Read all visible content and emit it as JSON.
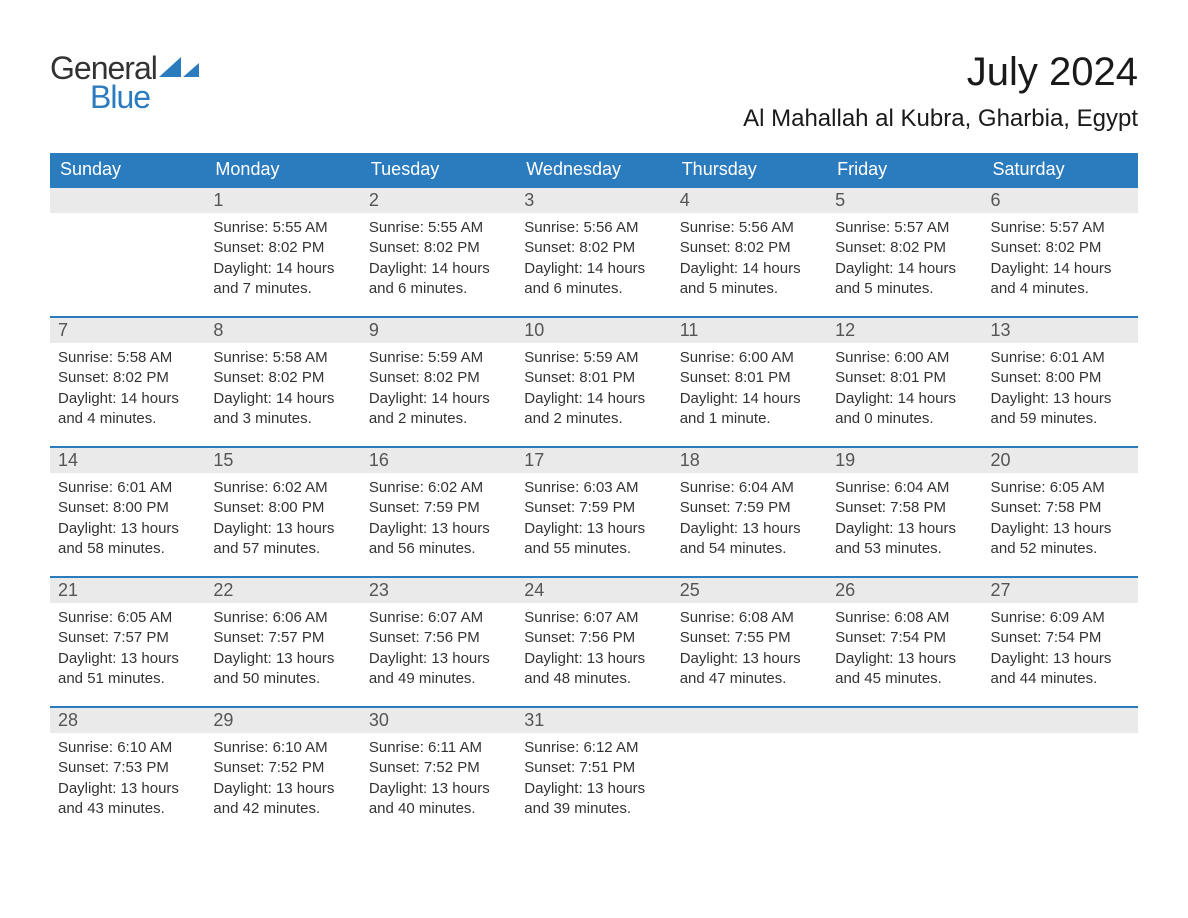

---

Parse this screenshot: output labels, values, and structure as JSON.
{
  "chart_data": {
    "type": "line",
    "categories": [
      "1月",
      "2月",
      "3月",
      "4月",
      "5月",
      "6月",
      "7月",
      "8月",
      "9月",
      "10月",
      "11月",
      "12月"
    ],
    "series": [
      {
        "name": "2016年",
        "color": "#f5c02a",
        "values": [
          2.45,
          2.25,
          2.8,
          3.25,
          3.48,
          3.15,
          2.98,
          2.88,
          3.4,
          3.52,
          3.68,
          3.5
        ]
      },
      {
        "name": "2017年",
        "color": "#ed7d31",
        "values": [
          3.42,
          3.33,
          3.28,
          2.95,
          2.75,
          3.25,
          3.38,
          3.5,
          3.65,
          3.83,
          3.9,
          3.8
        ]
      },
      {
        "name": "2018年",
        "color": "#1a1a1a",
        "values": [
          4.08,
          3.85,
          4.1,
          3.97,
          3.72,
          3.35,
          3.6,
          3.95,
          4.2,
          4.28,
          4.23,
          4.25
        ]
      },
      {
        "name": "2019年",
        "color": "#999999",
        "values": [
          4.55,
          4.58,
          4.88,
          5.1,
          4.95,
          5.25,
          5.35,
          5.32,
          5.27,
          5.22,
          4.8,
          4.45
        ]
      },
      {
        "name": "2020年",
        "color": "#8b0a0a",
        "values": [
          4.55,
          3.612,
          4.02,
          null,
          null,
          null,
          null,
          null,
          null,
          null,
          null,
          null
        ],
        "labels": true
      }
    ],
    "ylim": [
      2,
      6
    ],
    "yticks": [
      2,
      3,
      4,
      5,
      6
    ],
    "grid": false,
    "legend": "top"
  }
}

---

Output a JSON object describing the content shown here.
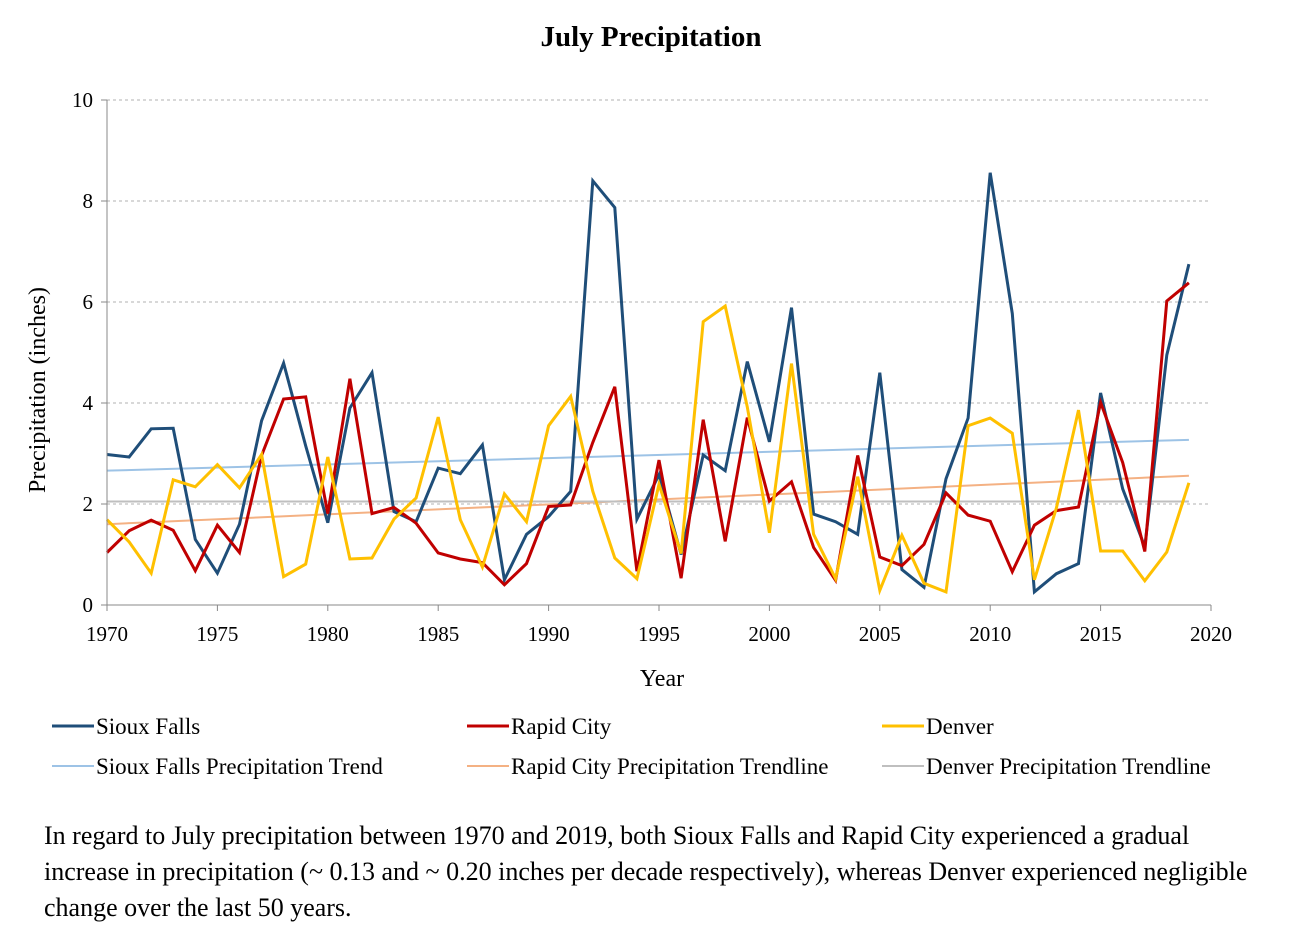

---

Read through the entries and copy every line that includes "content".

Read all visible content and emit it as JSON.
Output a JSON object describing the content shown here.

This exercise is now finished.